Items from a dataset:

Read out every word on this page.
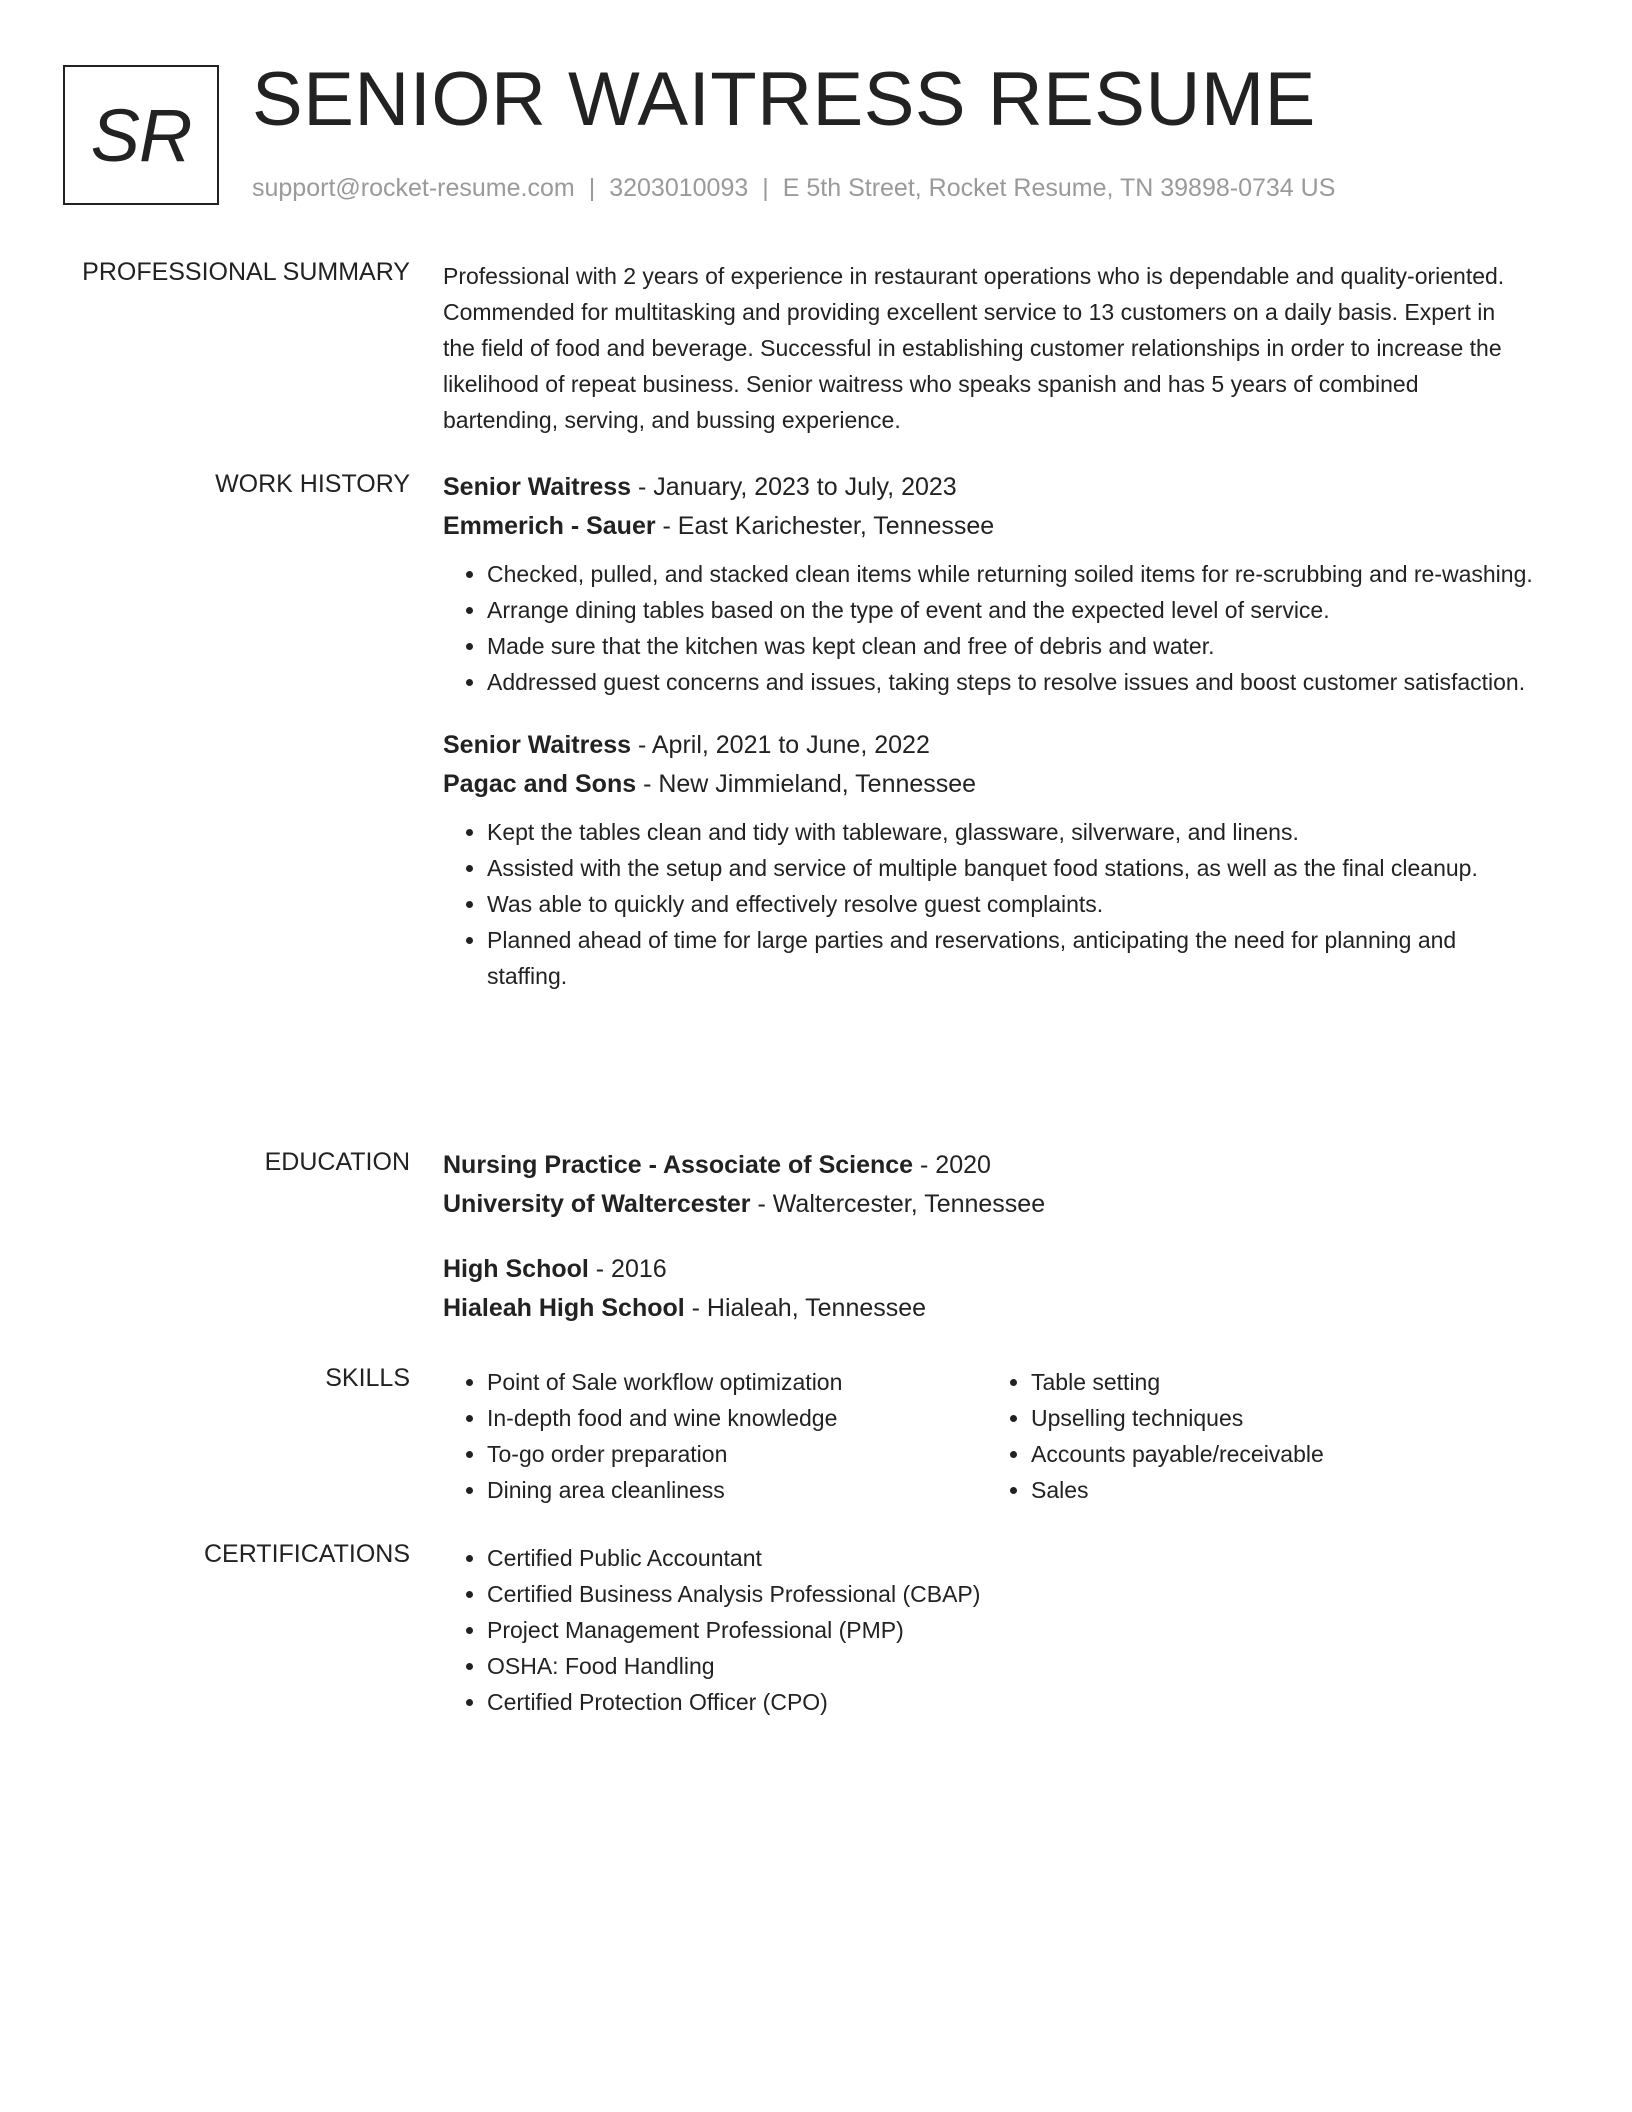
SR SENIOR WAITRESS RESUME
support@rocket-resume.com | 3203010093 | E 5th Street, Rocket Resume, TN 39898-0734 US
PROFESSIONAL SUMMARY Professional with 2 years of experience in restaurant operations who is dependable and quality-oriented. Commended for multitasking and providing excellent service to 13 customers on a daily basis. Expert in the field of food and beverage. Successful in establishing customer relationships in order to increase the likelihood of repeat business. Senior waitress who speaks spanish and has 5 years of combined bartending, serving, and bussing experience.

WORK HISTORY Senior Waitress - January, 2023 to July, 2023
Emmerich - Sauer - East Karichester, Tennessee
• Checked, pulled, and stacked clean items while returning soiled items for re-scrubbing and re-washing.
• Arrange dining tables based on the type of event and the expected level of service.
• Made sure that the kitchen was kept clean and free of debris and water.
• Addressed guest concerns and issues, taking steps to resolve issues and boost customer satisfaction.
Senior Waitress - April, 2021 to June, 2022
Pagac and Sons - New Jimmieland, Tennessee
• Kept the tables clean and tidy with tableware, glassware, silverware, and linens.
• Assisted with the setup and service of multiple banquet food stations, as well as the final cleanup.
• Was able to quickly and effectively resolve guest complaints.
• Planned ahead of time for large parties and reservations, anticipating the need for planning and staffing.
EDUCATION Nursing Practice - Associate of Science - 2020
University of Waltercester - Waltercester, Tennessee
High School - 2016
Hialeah High School - Hialeah, Tennessee
SKILLS	• Point of Sale workflow optimization
• In-depth food and wine knowledge
• To-go order preparation
• Dining area cleanliness
• Table setting
• Upselling techniques
• Accounts payable/receivable
• Sales
CERTIFICATIONS	• Certified Public Accountant
• Certified Business Analysis Professional (CBAP)
• Project Management Professional (PMP)
• OSHA: Food Handling
• Certified Protection Officer (CPO)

- **Aim**:
How many of the lines above include the word "customer"? Respond with the number alone.

- **Task solution**:
2